DATA_PATH = Path("../data/USAHousingDataset.csv")

# ---- CARGA Y PREPARACIÓN
t0 = time.time()
df = pd.read_csv(DATA_PATH)
df.columns = df.columns.str.strip()
if 'date' in df.columns:
    df['date'] = pd.to_datetime(df['date'].astype(str), errors='coerce')
nums = ['price','bedrooms','bathrooms','sqft_living','sqft_lot','floors','sqft_above','sqft_basement','yr_built','yr_renovated']
for c in nums:
    if c in df.columns:
        df[c] = pd.to_numeric(df[c], errors='coerce')
if 'price' in df.columns and 'sqft_living' in df.columns:
    df['price_per_sqft'] = df['price'] / df['sqft_living'].replace({0: np.nan})
df['year'] = df['date'].dt.year if 'date' in df.columns else pd.NA
load_time = time.time() - t0
print(f"Dataset cargado: {len(df):,} filas — tiempo carga {load_time:.2f}s")

# precomputado mensual global (rápido)
if 'date' in df.columns and df['date'].notna().any():
    global_monthly = df.dropna(subset=['date','price']).set_index('date').resample('M')['price'].median()
else:
    global_monthly = None

# ---- WIDGETS (filtros)
cities = sorted(df['city'].dropna().unique()) if 'city' in df.columns else []
min_price, max_price = int(np.nanmin(df['price'])), int(np.nanmax(df['price']))
min_sqft, max_sqft = int(np.nanmin(df['sqft_living'])), int(np.nanmax(df['sqft_living']))
min_bed, max_bed = int(np.nanmin(df['bedrooms'])), int(np.nanmax(df['bedrooms']))

w_city = widgets.SelectMultiple(options=cities, value=tuple(cities[:6]), description='City', rows=6)
w_price = widgets.IntRangeSlider(value=[min_price, max_price], min=min_price, max=max_price, step=1000, description='Price', layout=widgets.Layout(width='90%'))
w_sqft = widgets.IntRangeSlider(value=[min_sqft, max_sqft], min=min_sqft, max=max_sqft, step=50, description='Sqft', layout=widgets.Layout(width='90%'))
w_bed = widgets.IntRangeSlider(value=[min_bed, max_bed], min=min_bed, max=max_bed, step=1, description='Beds', layout=widgets.Layout(width='90%'))
w_sample = widgets.IntSlider(value=0, min=0, max=50000, step=1000, description='Sample pts (0=todo)', layout=widgets.Layout(width='90%'))
w_trend = widgets.Checkbox(value=True, description='Mostrar trendline (OLS aproximado)')
w_cluster = widgets.Checkbox(value=False, description='Segmentar (KMeans 3)')
w_show_outliers = widgets.Checkbox(value=True, description='Marcar outliers IQR')
w_apply = Button(description="Aplicar filtros", button_style='primary')

left = VBox([w_city, w_price, w_sqft, w_bed, w_sample, w_trend, w_cluster, w_show_outliers, w_apply], layout=widgets.Layout(width='38%'))
out = Output(layout=widgets.Layout(width='62%'))
display(HBox([left, out]))

◆ **Datos proporcionados**:
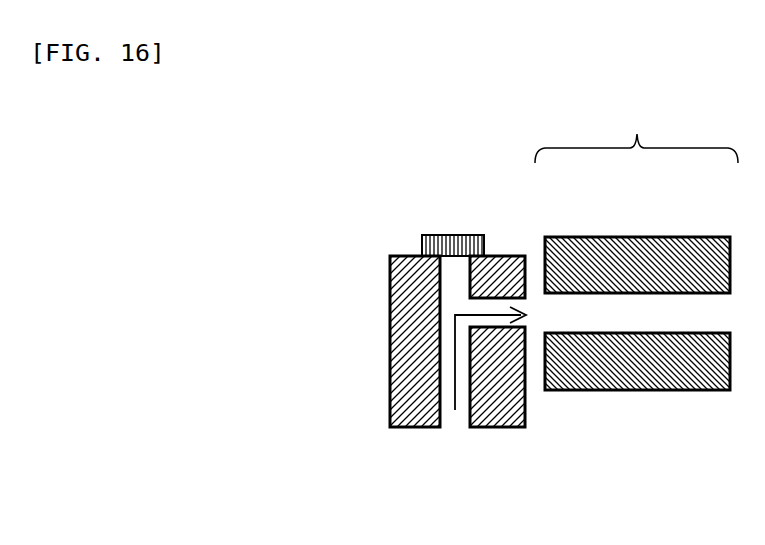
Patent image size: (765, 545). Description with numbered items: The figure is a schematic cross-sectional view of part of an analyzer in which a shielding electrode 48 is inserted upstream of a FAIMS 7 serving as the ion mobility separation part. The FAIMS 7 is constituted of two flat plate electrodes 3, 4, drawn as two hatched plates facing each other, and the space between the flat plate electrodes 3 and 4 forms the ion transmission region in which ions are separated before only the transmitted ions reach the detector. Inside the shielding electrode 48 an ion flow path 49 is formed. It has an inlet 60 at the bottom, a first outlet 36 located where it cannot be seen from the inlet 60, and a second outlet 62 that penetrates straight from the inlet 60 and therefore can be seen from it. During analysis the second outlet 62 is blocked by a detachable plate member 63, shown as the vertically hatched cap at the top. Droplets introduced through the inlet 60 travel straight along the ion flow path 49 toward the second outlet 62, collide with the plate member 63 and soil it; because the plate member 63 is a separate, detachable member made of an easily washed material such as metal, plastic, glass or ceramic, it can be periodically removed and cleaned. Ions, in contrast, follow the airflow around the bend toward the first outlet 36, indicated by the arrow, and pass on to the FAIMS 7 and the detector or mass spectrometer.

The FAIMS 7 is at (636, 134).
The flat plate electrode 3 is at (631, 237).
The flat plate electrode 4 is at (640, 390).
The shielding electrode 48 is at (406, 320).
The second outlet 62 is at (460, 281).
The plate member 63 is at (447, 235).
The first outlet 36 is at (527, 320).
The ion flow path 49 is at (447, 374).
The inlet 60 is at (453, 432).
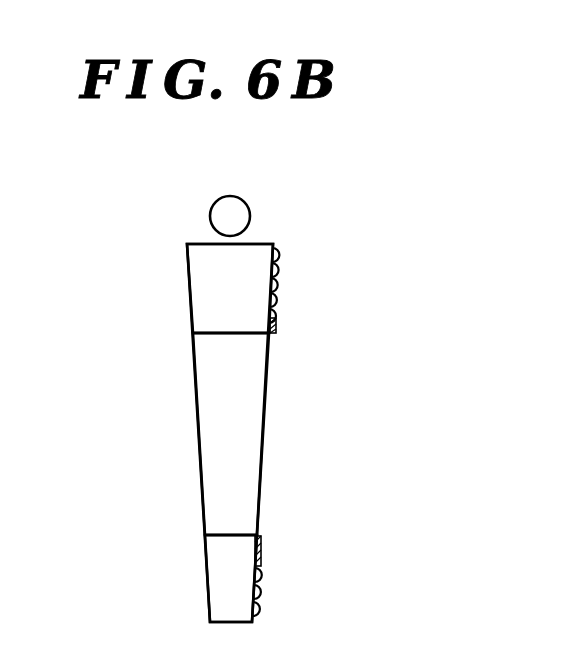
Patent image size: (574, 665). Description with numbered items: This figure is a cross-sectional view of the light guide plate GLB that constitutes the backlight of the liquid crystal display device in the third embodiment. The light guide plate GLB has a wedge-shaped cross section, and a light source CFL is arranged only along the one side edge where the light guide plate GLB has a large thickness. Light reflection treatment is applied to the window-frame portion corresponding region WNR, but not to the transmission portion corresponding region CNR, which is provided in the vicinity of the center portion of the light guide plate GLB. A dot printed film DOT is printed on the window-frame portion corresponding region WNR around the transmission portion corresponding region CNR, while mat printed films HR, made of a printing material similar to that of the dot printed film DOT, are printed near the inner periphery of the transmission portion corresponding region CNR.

◆ **Lo que se pide**: En el código sobre viviendas de EE. UU., ¿de cuánto es el paso del control deslizante de precio?

◆ **Ejercicio resuelto**: El control deslizante de precio avanza en pasos de 1000.